# start of Records supplied

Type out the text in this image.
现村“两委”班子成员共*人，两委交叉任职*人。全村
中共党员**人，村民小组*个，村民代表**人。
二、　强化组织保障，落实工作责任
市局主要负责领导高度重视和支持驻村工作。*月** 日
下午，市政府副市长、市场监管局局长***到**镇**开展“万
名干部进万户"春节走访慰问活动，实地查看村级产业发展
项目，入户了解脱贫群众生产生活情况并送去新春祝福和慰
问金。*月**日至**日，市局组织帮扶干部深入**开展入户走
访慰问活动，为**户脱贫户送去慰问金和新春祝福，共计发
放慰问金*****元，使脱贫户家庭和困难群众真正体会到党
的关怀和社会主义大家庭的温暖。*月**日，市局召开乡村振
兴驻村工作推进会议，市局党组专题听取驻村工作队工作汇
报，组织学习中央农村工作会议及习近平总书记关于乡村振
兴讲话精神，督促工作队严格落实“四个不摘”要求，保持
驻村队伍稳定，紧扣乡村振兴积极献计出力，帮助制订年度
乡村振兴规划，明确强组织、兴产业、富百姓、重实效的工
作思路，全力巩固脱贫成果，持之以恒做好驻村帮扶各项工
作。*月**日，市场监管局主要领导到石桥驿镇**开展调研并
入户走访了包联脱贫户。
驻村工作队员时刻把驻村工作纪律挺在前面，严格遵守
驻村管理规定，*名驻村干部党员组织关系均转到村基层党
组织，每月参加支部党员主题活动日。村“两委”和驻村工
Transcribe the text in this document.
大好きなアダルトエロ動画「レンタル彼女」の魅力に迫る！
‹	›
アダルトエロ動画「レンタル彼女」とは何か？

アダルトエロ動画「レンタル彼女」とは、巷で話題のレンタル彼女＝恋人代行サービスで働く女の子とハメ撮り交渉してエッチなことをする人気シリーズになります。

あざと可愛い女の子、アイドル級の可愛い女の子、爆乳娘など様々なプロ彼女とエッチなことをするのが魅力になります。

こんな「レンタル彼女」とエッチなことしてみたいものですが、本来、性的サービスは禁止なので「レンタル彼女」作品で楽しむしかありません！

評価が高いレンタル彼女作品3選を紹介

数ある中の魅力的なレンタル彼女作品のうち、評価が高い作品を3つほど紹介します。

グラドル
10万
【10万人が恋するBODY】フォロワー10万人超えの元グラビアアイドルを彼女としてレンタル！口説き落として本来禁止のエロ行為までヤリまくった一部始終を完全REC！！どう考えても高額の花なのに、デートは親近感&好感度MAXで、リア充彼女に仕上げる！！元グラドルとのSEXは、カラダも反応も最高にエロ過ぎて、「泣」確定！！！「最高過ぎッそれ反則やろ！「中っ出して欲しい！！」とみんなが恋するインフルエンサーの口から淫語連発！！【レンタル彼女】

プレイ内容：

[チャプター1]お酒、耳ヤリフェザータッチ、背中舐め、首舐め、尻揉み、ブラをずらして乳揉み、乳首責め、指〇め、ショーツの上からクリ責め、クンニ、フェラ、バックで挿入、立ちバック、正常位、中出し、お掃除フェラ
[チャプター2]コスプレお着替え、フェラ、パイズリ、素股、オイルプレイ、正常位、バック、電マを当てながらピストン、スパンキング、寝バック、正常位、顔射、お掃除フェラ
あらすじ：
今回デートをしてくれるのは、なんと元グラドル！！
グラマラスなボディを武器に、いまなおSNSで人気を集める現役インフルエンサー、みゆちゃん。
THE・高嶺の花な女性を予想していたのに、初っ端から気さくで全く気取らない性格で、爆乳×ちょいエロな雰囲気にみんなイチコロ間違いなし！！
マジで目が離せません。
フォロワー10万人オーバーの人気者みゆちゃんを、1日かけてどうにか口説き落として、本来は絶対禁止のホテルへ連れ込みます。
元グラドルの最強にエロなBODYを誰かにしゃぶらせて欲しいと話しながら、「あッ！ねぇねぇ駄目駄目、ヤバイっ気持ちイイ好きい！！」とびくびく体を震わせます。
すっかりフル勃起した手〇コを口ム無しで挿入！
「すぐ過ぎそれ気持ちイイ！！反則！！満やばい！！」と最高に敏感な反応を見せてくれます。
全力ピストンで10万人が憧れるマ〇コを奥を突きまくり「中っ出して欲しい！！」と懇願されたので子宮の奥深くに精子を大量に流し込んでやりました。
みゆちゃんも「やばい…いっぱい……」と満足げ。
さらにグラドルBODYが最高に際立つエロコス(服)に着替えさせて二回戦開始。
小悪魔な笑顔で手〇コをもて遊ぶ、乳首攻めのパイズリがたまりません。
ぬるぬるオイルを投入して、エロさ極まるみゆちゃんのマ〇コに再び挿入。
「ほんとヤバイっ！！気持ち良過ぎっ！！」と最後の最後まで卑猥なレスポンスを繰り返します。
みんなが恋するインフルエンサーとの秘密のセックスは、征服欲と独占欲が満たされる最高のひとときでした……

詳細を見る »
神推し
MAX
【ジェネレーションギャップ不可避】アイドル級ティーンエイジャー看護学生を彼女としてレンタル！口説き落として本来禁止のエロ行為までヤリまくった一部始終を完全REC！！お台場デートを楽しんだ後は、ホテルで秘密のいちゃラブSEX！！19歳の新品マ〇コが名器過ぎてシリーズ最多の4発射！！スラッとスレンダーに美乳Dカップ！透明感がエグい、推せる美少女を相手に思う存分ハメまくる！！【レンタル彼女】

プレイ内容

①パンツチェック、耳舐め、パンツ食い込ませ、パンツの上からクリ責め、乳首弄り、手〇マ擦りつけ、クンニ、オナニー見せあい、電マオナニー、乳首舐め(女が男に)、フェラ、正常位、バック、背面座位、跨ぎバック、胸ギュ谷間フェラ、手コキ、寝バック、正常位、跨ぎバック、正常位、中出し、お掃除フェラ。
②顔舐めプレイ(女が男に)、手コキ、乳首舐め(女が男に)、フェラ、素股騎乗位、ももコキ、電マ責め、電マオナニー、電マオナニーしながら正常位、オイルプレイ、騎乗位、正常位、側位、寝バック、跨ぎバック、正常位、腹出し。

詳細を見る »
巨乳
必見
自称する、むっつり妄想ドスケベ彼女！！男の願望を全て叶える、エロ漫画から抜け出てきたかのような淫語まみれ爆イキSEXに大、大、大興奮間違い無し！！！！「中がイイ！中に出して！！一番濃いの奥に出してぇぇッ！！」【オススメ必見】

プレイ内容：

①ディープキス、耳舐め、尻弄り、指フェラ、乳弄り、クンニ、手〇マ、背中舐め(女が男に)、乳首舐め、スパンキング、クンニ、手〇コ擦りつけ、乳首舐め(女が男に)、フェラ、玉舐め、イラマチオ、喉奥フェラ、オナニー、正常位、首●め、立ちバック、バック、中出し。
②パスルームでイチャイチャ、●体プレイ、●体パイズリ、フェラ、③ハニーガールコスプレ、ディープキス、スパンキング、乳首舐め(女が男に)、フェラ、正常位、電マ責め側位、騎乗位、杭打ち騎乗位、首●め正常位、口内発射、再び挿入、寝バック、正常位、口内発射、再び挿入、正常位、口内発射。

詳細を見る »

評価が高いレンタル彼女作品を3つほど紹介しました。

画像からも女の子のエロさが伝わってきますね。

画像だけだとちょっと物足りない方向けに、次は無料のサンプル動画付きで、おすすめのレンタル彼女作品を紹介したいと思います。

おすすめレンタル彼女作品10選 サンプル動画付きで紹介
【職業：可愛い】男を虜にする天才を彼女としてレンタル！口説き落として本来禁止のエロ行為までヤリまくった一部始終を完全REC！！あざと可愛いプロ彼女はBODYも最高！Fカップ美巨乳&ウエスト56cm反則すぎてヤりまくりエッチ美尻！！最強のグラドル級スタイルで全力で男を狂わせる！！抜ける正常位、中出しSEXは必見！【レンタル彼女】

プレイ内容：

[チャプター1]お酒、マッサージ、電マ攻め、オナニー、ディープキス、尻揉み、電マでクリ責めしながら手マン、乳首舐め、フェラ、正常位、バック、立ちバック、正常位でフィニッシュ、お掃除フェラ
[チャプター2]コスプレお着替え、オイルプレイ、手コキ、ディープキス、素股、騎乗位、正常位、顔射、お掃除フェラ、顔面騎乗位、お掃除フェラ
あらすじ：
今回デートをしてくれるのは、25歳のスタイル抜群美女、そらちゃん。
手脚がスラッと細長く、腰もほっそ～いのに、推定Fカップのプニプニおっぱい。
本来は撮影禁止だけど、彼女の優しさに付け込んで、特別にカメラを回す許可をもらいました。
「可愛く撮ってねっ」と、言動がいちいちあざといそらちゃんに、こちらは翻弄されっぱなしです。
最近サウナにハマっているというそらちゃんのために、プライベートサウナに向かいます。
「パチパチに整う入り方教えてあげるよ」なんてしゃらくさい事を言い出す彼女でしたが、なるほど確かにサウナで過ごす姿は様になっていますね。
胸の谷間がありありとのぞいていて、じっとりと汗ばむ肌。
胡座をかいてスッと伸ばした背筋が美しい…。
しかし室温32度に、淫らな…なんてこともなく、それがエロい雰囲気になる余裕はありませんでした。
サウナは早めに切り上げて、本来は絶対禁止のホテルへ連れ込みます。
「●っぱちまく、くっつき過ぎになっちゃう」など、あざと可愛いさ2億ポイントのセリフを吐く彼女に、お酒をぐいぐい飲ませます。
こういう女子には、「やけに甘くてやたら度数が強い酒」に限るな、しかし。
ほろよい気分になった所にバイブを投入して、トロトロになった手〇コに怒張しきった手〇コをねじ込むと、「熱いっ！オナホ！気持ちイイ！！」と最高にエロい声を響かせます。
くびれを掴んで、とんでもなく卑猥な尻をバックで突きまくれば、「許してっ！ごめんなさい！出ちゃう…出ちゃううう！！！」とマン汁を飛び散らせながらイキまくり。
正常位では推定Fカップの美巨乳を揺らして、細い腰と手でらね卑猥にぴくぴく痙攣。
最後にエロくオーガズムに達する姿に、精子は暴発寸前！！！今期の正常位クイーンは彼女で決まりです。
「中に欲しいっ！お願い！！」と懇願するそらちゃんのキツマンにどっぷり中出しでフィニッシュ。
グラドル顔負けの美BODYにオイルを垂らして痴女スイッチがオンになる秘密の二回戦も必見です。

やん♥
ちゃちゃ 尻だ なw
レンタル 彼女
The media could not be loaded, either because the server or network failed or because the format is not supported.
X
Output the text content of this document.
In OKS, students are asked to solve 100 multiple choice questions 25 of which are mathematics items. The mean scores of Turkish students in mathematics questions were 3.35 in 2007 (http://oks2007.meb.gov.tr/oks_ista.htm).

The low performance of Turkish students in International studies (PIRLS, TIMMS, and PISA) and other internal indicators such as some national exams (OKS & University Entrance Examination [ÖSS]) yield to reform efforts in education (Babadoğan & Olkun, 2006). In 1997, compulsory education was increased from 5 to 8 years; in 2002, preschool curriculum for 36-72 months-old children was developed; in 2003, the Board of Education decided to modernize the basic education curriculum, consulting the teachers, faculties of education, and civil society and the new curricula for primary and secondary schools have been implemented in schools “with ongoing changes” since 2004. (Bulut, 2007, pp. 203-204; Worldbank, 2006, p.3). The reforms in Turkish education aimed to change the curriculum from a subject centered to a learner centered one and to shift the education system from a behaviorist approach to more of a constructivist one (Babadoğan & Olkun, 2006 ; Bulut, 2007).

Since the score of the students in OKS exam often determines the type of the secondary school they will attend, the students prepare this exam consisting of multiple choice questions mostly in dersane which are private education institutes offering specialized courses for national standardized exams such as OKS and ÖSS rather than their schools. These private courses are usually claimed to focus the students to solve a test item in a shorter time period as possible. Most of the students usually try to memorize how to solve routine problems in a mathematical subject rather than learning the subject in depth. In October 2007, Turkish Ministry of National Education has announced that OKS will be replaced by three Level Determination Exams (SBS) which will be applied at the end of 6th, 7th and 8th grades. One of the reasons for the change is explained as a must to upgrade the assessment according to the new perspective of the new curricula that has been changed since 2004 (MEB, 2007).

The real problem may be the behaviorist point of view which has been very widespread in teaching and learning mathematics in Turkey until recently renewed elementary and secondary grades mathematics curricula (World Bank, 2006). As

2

# end of Records supplied

• Task details: Pick out the lines containing the string "女が男に".

• Output below:
①パンツチェック、耳舐め、パンツ食い込ませ、パンツの上からクリ責め、乳首弄り、手〇マ擦りつけ、クンニ、オナニー見せあい、電マオナニー、乳首舐め(女が男に)、フェラ、正常位、バック、背面座位、跨ぎバック、胸ギュ谷間フェラ、手コキ、寝バック、正常位、跨ぎバック、正常位、中出し、お掃除フェラ。
②顔舐めプレイ(女が男に)、手コキ、乳首舐め(女が男に)、フェラ、素股騎乗位、ももコキ、電マ責め、電マオナニー、電マオナニーしながら正常位、オイルプレイ、騎乗位、正常位、側位、寝バック、跨ぎバック、正常位、腹出し。
①ディープキス、耳舐め、尻弄り、指フェラ、乳弄り、クンニ、手〇マ、背中舐め(女が男に)、乳首舐め、スパンキング、クンニ、手〇コ擦りつけ、乳首舐め(女が男に)、フェラ、玉舐め、イラマチオ、喉奥フェラ、オナニー、正常位、首●め、立ちバック、バック、中出し。
②パスルームでイチャイチャ、●体プレイ、●体パイズリ、フェラ、③ハニーガールコスプレ、ディープキス、スパンキング、乳首舐め(女が男に)、フェラ、正常位、電マ責め側位、騎乗位、杭打ち騎乗位、首●め正常位、口内発射、再び挿入、寝バック、正常位、口内発射、再び挿入、正常位、口内発射。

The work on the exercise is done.